─── GIVEN RECORDS
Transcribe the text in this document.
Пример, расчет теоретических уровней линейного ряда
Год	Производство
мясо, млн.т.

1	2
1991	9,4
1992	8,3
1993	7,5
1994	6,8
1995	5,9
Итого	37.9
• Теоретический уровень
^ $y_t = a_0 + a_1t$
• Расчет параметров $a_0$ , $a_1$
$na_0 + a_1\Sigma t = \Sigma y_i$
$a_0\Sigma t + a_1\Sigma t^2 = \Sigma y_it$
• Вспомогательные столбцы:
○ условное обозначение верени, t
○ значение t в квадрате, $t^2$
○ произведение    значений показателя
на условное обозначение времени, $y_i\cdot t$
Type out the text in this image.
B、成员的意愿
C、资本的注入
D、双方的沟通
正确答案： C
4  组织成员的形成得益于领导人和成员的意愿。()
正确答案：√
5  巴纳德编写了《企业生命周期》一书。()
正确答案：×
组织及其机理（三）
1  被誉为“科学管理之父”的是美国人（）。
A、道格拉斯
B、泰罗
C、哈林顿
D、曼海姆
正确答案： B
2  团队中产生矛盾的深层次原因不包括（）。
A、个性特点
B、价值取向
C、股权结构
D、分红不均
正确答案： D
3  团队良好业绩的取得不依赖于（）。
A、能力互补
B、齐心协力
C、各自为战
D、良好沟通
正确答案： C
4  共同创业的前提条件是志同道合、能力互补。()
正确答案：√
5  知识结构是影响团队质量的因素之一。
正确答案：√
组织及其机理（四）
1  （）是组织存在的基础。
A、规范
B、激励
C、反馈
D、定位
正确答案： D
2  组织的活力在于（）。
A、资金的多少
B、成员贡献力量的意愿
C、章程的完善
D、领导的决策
──────
=== TASK GOAL ===
Repeat all the entries exactly as given.

=== WORKED ANSWER ===
Transcribe the text in this document.
Пример, расчет теоретических уровней линейного ряда
Год	Производство
мясо, млн.т.

1	2
1991	9,4
1992	8,3
1993	7,5
1994	6,8
1995	5,9
Итого	37.9
• Теоретический уровень
^ $y_t = a_0 + a_1t$
• Расчет параметров $a_0$ , $a_1$
$na_0 + a_1\Sigma t = \Sigma y_i$
$a_0\Sigma t + a_1\Sigma t^2 = \Sigma y_it$
• Вспомогательные столбцы:
○ условное обозначение верени, t
○ значение t в квадрате, $t^2$
○ произведение    значений показателя
на условное обозначение времени, $y_i\cdot t$
Type out the text in this image.
B、成员的意愿
C、资本的注入
D、双方的沟通
正确答案： C
4  组织成员的形成得益于领导人和成员的意愿。()
正确答案：√
5  巴纳德编写了《企业生命周期》一书。()
正确答案：×
组织及其机理（三）
1  被誉为“科学管理之父”的是美国人（）。
A、道格拉斯
B、泰罗
C、哈林顿
D、曼海姆
正确答案： B
2  团队中产生矛盾的深层次原因不包括（）。
A、个性特点
B、价值取向
C、股权结构
D、分红不均
正确答案： D
3  团队良好业绩的取得不依赖于（）。
A、能力互补
B、齐心协力
C、各自为战
D、良好沟通
正确答案： C
4  共同创业的前提条件是志同道合、能力互补。()
正确答案：√
5  知识结构是影响团队质量的因素之一。
正确答案：√
组织及其机理（四）
1  （）是组织存在的基础。
A、规范
B、激励
C、反馈
D、定位
正确答案： D
2  组织的活力在于（）。
A、资金的多少
B、成员贡献力量的意愿
C、章程的完善
D、领导的决策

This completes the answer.